UTC is a modern time unit based on atomic clocks, continuously synced with UT1 that is based on terrestrial rotation, so the second one is more suitable for astronomical purposes. When talking about of an historical eclipse I myself should write UT1 instead of UTC, and DeltaT should be expressed as (TT – UT1). Anyway the fact is that in 1601 CE the value of (TT – UT1) should be close to 115-120 seconds, not 87 seconds, according to the most recent studies.
Regards
Buongiorno.
Segnalo che l’ultima versione del noto software Solex 12.1 (agg. 30/11/2019) del prof. Vitagliano, fornisce per la data in questione, un Delta T = 118 sec.

DATASET —
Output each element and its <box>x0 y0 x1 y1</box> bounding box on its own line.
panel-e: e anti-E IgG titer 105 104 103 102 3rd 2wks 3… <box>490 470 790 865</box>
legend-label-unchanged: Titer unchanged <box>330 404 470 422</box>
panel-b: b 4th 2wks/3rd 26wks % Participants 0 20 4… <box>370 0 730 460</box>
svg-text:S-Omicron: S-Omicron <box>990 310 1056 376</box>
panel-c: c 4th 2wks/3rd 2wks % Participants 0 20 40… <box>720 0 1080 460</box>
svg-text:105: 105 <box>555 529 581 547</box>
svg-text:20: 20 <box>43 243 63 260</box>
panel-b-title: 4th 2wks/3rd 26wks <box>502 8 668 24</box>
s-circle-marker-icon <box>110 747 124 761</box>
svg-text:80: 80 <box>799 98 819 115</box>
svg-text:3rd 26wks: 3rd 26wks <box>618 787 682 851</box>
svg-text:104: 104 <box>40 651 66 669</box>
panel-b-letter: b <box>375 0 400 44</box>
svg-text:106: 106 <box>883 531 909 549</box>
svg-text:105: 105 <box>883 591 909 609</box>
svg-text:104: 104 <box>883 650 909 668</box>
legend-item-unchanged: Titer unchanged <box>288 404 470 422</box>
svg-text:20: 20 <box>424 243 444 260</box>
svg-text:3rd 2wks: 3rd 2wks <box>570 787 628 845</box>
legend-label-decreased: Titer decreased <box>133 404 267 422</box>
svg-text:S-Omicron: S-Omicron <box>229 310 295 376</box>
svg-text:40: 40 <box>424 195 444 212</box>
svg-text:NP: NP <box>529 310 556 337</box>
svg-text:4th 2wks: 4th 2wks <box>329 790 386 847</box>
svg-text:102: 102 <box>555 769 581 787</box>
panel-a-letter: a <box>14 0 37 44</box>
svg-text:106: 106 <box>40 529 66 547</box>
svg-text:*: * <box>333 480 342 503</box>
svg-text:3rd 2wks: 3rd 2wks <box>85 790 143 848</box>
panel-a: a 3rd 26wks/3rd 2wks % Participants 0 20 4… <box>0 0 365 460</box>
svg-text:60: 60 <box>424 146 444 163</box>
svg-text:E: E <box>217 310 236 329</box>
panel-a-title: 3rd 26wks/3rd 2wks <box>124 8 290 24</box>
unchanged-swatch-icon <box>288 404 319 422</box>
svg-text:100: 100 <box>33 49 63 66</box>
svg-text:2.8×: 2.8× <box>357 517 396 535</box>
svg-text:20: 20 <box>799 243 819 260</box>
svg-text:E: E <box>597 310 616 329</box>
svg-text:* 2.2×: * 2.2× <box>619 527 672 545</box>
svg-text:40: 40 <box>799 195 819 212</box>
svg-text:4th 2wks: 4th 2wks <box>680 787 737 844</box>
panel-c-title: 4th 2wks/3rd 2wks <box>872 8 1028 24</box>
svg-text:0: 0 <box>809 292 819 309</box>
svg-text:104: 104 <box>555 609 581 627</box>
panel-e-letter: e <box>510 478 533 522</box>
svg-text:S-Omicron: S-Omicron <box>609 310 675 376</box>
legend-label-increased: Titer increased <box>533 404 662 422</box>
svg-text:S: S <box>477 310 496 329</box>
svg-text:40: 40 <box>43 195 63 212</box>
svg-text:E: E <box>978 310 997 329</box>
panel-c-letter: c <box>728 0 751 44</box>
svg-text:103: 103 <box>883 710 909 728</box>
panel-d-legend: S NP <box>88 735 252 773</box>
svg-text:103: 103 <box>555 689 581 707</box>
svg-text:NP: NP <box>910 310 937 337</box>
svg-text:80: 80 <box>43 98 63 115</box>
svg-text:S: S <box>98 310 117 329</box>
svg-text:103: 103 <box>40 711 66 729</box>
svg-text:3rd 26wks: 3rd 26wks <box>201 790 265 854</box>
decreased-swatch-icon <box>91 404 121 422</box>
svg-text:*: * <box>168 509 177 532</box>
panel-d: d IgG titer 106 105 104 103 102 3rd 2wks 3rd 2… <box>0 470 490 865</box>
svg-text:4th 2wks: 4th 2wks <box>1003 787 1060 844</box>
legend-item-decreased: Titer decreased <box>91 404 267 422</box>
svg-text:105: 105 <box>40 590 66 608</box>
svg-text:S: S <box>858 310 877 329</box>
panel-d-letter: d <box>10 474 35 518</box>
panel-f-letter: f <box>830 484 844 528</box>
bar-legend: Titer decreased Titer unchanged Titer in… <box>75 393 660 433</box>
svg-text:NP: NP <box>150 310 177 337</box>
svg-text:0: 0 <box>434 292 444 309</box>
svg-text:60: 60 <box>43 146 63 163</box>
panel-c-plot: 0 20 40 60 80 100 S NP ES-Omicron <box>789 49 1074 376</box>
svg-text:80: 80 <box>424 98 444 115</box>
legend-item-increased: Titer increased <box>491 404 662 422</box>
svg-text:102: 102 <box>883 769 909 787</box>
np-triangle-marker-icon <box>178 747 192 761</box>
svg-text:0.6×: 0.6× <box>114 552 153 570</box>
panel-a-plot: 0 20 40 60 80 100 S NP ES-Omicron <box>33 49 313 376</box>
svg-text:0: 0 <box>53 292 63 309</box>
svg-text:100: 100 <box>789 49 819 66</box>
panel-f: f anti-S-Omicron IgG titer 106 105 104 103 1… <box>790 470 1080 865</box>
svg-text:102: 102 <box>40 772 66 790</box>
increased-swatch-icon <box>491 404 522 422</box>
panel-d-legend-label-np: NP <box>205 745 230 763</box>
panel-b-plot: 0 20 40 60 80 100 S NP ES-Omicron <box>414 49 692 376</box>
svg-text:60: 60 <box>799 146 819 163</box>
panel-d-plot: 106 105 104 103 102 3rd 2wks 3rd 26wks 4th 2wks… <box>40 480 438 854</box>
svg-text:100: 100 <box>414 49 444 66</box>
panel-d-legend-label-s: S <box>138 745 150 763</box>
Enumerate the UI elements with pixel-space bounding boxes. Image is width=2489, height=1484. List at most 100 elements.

---

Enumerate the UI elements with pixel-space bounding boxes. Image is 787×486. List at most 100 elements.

REQUIREMENT — Return, word for word, the portion of the Delta T forum excerpt that begins with the words containing "UTC is a modern" and ends with "T = 118 sec.".

RESPONSE —
UTC is a modern time unit based on atomic clocks, continuously synced with UT1 that is based on terrestrial rotation, so the second one is more suitable for astronomical purposes. When talking about of an historical eclipse I myself should write UT1 instead of UTC, and DeltaT should be expressed as (TT – UT1). Anyway the fact is that in 1601 CE the value of (TT – UT1) should be close to 115-120 seconds, not 87 seconds, according to the most recent studies.
Regards
Buongiorno.
Segnalo che l’ultima versione del noto software Solex 12.1 (agg. 30/11/2019) del prof. Vitagliano, fornisce per la data in questione, un Delta T = 118 sec.